Text under study:
··········
1423 - INVISIBLE EPIDEMICS: APPLYING LESSONS FROM GERM THEORY TO INTEGRATE CHILDHOOD TRAUMA INTO HEALTH SYSTEMS

Session: D06S042 - Trauma & Resilience 2
AUTHORS:
Navsaria Ashwin (Nelson Mandela University ~ Port Elizabeth ~ South Africa)
Abstract text:
The nineteenth-century acceptance of germ theory transformed medicine and public health by revealing that invisible microorganisms shaped disease and could be controlled through systemic interventions. More than a century later, the Adverse Childhood Experiences (ACE) framework exposes another set of hidden determinants: childhood traumas that profoundly influence mental and physical health across the lifespan. Evidence consistently links ACEs to depression, substance use, chronic disease, and premature mortality, yet trauma-informed approaches remain marginal in many health systems.
··········
Stored data:
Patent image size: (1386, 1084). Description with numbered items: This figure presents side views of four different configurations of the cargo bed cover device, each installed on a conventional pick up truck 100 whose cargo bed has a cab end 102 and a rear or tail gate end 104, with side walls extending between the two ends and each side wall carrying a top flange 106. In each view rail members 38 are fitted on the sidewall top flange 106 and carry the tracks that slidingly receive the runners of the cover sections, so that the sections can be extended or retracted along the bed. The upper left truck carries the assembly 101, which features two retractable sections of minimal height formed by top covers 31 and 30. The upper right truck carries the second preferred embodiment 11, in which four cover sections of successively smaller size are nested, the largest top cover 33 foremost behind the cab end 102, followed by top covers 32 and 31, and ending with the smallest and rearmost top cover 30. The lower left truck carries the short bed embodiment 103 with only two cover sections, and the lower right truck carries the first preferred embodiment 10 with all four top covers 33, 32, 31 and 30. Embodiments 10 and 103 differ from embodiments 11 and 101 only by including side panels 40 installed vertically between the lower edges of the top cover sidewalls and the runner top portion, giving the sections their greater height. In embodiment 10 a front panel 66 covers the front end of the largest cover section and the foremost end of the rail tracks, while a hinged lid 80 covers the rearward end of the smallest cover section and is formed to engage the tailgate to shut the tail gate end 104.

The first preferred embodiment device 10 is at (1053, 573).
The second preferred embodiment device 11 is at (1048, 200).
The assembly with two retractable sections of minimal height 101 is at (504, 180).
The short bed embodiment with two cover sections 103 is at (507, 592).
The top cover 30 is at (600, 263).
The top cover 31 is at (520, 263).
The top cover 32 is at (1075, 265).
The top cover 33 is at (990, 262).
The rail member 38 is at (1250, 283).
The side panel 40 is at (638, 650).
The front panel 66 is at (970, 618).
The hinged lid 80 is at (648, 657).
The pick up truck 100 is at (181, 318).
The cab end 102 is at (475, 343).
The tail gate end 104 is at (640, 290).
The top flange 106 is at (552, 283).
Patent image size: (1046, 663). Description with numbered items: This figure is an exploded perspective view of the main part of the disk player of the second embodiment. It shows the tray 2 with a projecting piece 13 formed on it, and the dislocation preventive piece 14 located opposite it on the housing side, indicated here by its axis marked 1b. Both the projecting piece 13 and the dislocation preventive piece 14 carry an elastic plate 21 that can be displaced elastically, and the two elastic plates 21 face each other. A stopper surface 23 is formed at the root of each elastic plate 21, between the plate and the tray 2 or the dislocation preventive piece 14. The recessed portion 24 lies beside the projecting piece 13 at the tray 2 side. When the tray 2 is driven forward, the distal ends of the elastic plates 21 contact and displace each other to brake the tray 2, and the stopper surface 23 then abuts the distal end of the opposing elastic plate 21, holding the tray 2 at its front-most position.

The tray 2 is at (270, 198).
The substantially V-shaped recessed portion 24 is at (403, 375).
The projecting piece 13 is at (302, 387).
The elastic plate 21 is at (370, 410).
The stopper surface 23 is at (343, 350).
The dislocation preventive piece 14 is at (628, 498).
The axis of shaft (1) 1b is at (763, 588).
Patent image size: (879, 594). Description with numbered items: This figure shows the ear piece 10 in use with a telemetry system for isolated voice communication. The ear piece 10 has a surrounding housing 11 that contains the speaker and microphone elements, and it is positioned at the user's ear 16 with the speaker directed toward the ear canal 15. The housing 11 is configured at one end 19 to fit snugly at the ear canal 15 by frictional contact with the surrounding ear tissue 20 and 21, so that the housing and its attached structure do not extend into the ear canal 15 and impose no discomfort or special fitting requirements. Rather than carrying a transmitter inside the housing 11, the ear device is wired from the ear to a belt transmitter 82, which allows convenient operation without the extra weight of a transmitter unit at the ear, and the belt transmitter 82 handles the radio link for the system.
··········
Exercise tasks:
(1) According to the abstract on childhood trauma, what did the nineteenth-century acceptance of germ theory reveal?
(2) Please extend the abstract on childhood trauma, picking up after its final sentence.

Results by task:
(1) That invisible microorganisms shaped disease and could be controlled through systemic interventions.

(2)
This presentation will argue that the history of germ theory offers a powerful analogy for integrating ACEs into South African primary care. Like germs, trauma is invisible, stigmatised, and transmitted across generations; and like germs, it requires systemic rather than individual solutions. Using applied psychology as a lens, the presentation will explore barriers to integration, including limited visibility of trauma in clinical encounters, resource constraints, cultural pluralism, and policy gaps. Lessons drawn from germ theory highlight strategies that applied psychologists can advance: developing culturally adapted screening tools, training and empowering community health workers to deliver trauma-informed interventions, embedding evidence-based programmes into maternal and child health services, and advocating for alignment with National Health Insurance reforms.


By reframing ACEs as an unseen but actionable determinant of health, this presentation will demonstrate how applied psychology can contribute to systemic reforms that reduce intergenerational trauma and promote equity. For South Africa, and comparable contexts globally, integrating ACEs into primary care represents both a clinical necessity and a public health imperative.